▸ **The problem**:
Update the post on probability cones: reproduce everything from "The Concept" down to "the image below.", putting "sigma" wherever "standard deviation" appears.

***** Passage shown *****

December 11, 2020

Using Probability Cones to Test for Strategy Death

The most common question I get is how do you determine that a strategy is no longer working. It is also the question that I don’t have a good answer for. I have written several posts about this: Trading the Equity Curve, How to turn off a strategy using historical volatility, Broken Strategy or Market Change. During his How to detect a failing trading strategy presentation, Kevin Davey discusses how he uses probability cones to determine when to stop trading a strategy. I had not investigated this concept and was very intrigued.

Davey has a spreadsheet you can download at his site but the spreadsheet is not built for equity curves in the way I would use it. I built my own version of the spreadsheet that uses equity curves in the method that made sense to me.

The Concept

Probability cones encapsulate the statistical range of the future equity curve. Given your backtested equity curve, you can calculate the daily average return and standard deviation of these returns. The important part of this calculation is that you use the log values of the daily return. The reason for this is that a 1% up day followed by a 1% down day does not get you a 0% total return. This is what you would get if you simply sum the values. Taking the natural log of 1 plus daily return allows you add the values and get the correct total return.

From the average and standard deviation, you can then draw the linear version of the curve from the start to the end of your data, as shown in the image below.

Now you need to add the cones.  The value of any future point is given by this formula:

Future_value = last_value_of_equity + (avg_daily_return*period + sqrt(period)*(curve_sd*std_equity)

Where:

Last_value_of_equity: The last value of your backtested results. This is also the last value of your linear equity curve on the last day of your backtested results.

***** Data lines *****

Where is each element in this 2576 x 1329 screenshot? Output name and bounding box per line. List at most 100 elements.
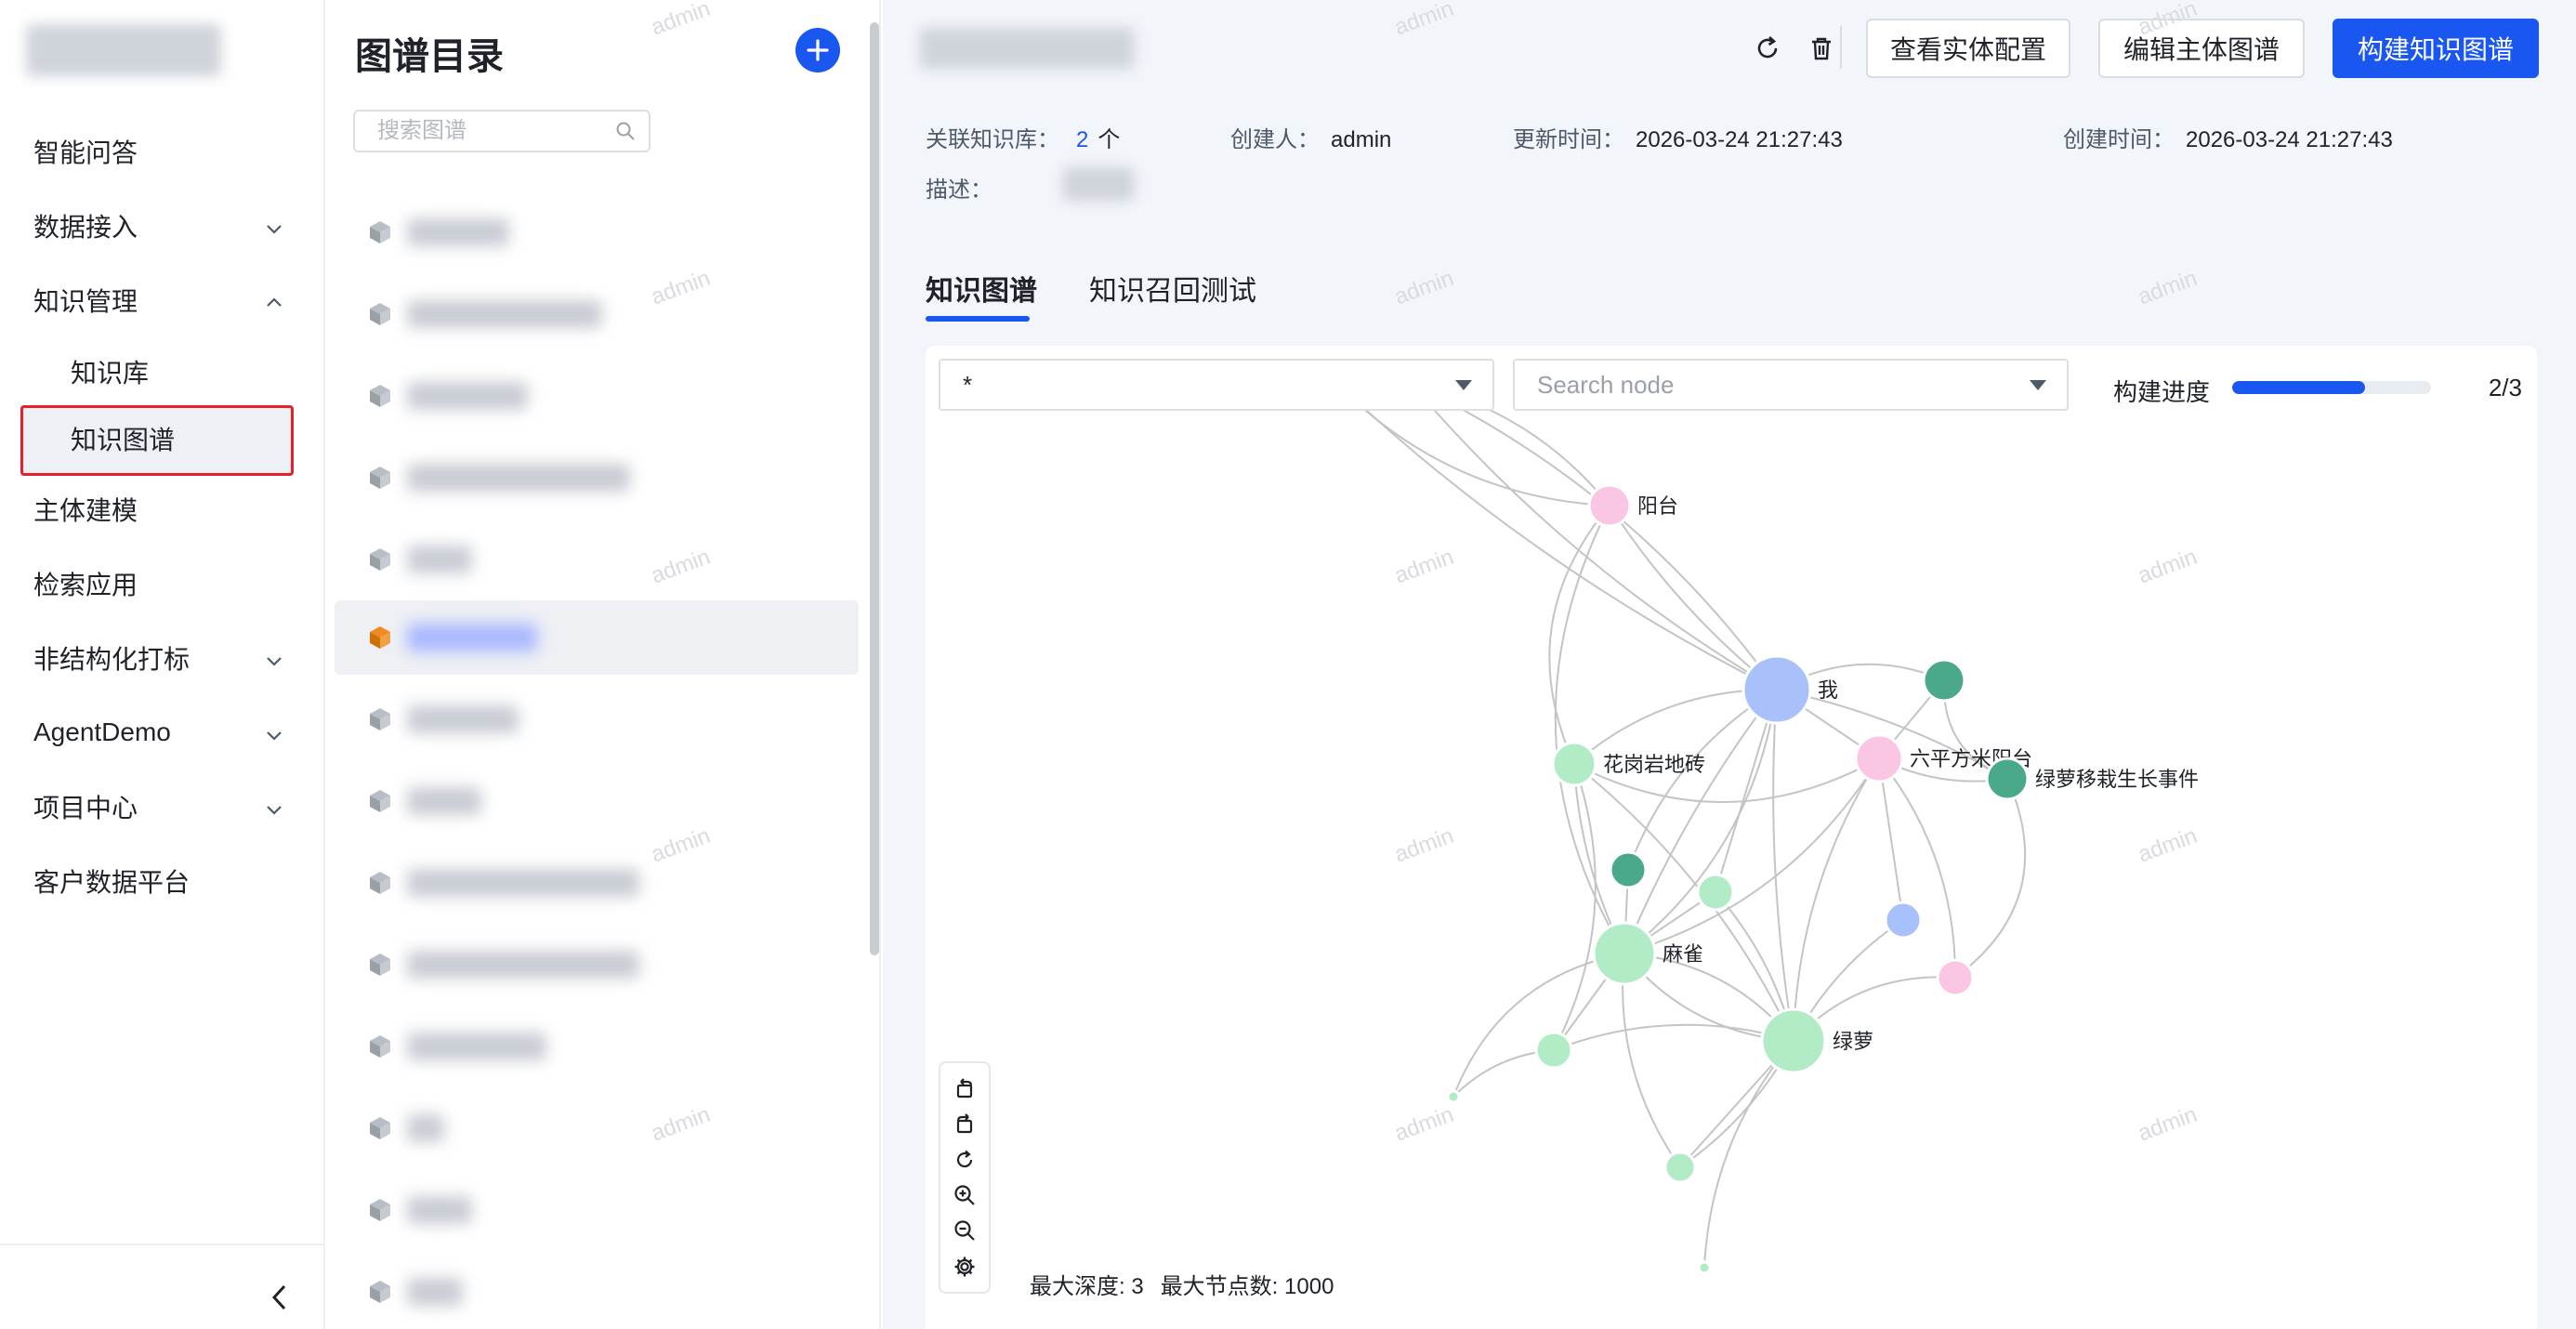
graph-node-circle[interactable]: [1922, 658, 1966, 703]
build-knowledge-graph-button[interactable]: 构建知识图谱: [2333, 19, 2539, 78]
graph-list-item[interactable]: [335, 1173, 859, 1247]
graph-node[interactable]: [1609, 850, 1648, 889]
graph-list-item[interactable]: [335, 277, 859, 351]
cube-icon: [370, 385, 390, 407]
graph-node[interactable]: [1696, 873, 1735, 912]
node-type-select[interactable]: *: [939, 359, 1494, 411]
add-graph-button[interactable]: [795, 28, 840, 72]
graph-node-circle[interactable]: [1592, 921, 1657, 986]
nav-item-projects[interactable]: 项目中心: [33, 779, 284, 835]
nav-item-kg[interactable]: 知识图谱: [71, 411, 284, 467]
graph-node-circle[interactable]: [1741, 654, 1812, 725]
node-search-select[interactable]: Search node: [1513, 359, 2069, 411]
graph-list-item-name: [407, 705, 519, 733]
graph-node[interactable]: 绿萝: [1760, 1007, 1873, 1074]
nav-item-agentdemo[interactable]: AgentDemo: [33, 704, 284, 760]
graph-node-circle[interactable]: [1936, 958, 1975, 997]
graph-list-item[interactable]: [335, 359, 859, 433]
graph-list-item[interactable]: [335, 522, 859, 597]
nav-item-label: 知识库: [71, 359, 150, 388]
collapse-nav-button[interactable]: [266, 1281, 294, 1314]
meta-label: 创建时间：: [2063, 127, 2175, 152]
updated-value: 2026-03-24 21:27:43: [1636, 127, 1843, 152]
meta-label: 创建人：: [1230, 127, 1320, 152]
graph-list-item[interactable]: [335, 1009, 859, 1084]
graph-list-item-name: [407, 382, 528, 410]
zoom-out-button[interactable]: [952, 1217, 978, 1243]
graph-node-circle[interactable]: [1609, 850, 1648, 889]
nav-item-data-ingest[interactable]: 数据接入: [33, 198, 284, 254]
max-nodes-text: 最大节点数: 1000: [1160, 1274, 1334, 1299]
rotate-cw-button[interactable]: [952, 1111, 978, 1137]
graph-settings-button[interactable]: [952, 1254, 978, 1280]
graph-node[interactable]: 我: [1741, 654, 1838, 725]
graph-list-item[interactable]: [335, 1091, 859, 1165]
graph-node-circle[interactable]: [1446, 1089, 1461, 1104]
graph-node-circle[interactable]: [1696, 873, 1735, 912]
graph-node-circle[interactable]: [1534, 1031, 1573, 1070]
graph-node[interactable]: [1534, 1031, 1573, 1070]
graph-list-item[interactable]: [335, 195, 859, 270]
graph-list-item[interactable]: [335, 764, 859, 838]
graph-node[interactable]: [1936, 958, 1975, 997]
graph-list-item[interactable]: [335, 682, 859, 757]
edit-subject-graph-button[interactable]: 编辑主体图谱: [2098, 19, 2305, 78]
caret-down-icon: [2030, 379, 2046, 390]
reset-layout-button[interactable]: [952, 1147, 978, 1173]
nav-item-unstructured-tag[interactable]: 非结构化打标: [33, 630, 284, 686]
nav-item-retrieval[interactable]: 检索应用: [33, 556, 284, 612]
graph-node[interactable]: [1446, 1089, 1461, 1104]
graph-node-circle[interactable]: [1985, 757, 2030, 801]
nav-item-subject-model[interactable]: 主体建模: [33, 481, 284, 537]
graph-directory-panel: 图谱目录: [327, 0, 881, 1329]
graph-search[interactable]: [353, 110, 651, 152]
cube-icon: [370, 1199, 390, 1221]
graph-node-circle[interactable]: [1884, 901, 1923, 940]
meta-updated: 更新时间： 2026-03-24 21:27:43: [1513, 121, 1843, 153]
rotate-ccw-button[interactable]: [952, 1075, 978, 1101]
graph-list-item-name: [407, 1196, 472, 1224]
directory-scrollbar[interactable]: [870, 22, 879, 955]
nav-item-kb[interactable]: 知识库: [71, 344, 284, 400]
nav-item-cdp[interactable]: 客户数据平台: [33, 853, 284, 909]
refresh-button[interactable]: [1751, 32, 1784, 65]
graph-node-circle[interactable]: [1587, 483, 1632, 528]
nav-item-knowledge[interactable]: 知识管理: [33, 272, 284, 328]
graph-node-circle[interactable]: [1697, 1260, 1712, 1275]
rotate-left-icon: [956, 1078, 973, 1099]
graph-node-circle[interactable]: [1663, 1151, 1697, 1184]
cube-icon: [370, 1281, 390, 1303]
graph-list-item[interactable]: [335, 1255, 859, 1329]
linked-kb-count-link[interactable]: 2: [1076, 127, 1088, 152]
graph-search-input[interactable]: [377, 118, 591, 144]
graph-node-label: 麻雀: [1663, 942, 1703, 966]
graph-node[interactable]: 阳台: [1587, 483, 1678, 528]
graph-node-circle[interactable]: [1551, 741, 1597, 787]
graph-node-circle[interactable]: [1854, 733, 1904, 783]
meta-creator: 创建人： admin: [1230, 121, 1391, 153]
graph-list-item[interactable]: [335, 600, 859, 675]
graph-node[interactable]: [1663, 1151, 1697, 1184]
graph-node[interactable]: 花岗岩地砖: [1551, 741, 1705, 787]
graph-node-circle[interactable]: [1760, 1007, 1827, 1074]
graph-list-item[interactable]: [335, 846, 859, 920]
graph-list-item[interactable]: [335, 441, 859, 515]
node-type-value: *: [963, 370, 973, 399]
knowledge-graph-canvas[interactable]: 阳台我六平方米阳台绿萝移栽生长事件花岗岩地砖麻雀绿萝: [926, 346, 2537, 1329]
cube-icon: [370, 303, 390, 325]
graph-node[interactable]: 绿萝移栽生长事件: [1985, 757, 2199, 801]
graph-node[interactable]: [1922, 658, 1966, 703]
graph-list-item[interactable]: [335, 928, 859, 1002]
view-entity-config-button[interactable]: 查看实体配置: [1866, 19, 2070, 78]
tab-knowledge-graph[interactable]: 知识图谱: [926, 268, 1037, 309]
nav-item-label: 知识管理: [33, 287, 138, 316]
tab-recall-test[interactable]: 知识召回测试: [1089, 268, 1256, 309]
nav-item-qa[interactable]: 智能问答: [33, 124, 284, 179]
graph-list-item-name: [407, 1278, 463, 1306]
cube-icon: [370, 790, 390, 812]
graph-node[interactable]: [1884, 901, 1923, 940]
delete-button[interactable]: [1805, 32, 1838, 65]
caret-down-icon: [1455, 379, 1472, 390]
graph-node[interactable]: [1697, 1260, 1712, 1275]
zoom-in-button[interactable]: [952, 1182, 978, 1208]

*****
***** Data lines *****

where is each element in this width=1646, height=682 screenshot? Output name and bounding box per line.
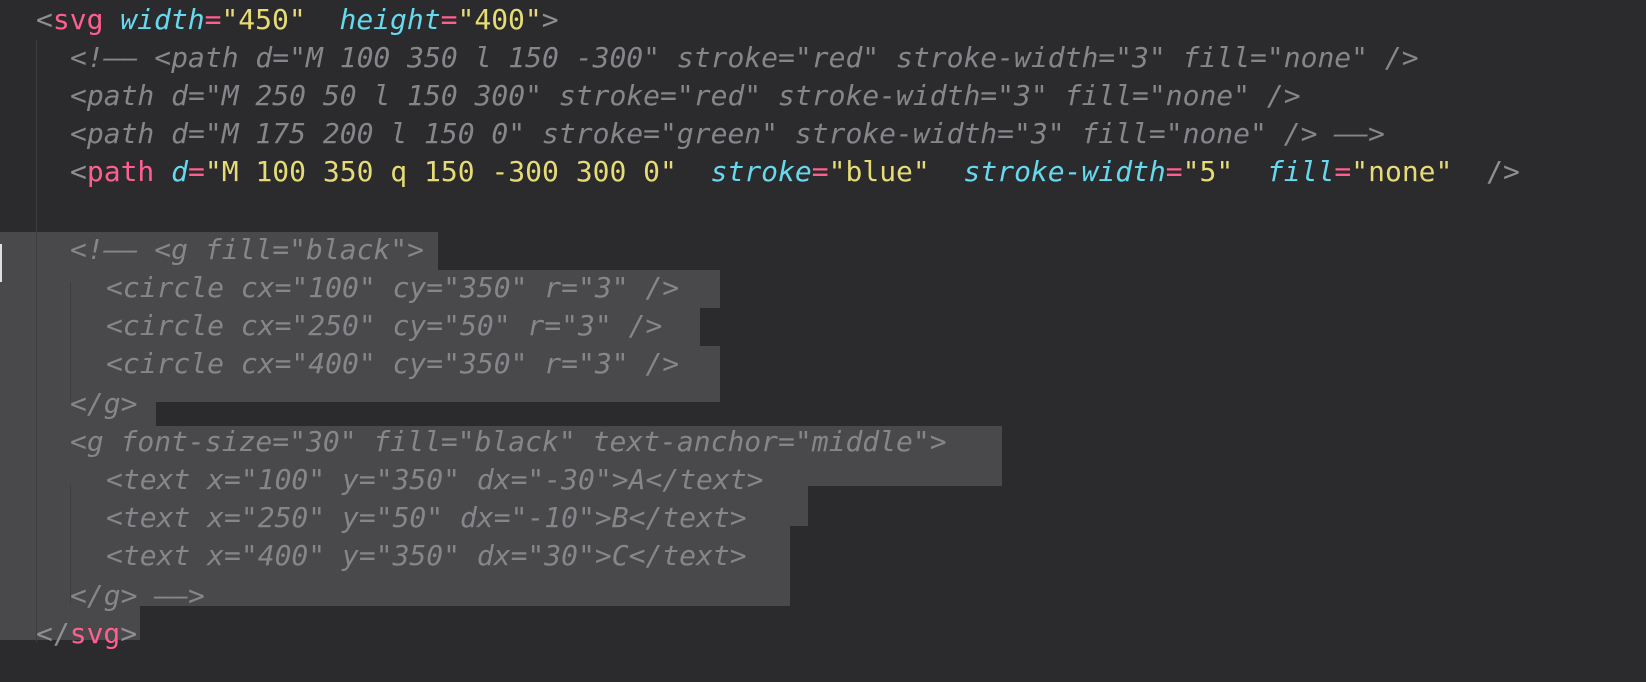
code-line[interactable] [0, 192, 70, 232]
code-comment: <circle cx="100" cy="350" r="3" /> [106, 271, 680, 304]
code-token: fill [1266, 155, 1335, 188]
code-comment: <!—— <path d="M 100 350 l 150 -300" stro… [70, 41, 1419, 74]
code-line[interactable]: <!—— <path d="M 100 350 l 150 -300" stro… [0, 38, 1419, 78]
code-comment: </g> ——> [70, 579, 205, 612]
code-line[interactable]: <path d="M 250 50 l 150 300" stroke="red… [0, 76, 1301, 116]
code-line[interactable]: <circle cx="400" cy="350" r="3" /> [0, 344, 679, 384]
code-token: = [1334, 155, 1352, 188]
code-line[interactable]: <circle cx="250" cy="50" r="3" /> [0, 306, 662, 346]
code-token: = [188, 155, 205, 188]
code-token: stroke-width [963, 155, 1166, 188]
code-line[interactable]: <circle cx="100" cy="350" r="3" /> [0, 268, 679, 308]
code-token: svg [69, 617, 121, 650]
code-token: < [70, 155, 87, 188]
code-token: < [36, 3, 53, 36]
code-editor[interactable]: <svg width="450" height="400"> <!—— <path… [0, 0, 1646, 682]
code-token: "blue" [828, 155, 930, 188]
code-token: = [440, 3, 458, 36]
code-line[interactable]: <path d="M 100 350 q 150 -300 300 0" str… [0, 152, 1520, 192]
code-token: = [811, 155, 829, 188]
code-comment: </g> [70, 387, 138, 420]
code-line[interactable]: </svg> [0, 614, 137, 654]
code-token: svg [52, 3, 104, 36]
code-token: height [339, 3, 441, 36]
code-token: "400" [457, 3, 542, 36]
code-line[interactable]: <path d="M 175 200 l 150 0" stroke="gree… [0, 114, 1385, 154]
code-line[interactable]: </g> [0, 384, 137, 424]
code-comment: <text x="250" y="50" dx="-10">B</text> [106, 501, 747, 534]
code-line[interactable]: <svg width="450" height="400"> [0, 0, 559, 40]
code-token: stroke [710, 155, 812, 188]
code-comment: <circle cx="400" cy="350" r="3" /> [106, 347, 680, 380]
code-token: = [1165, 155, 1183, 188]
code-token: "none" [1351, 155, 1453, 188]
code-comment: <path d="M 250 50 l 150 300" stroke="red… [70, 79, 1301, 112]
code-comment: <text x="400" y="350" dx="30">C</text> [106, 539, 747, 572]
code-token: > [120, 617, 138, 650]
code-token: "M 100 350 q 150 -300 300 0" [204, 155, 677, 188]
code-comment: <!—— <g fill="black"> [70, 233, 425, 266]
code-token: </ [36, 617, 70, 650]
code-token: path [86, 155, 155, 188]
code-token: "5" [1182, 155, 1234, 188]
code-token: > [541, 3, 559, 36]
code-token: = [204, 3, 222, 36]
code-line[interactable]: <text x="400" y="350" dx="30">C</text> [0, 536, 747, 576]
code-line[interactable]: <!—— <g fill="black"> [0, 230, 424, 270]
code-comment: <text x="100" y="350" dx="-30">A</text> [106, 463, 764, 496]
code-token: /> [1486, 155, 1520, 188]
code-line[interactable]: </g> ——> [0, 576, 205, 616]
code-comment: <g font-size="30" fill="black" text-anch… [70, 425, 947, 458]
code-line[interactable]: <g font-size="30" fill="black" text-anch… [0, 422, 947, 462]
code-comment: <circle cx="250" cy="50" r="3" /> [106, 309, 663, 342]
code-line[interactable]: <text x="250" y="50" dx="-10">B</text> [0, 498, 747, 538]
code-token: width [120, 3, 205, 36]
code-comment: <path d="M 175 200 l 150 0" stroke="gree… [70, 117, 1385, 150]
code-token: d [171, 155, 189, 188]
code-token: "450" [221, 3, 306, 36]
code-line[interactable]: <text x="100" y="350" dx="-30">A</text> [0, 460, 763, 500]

*****

▸ **Solution below**:
The Concept

Probability cones encapsulate the statistical range of the future equity curve. Given your backtested equity curve, you can calculate the daily average return and sigma of these returns. The important part of this calculation is that you use the log values of the daily return. The reason for this is that a 1% up day followed by a 1% down day does not get you a 0% total return. This is what you would get if you simply sum the values. Taking the natural log of 1 plus daily return allows you add the values and get the correct total return.

From the average and sigma, you can then draw the linear version of the curve from the start to the end of your data, as shown in the image below.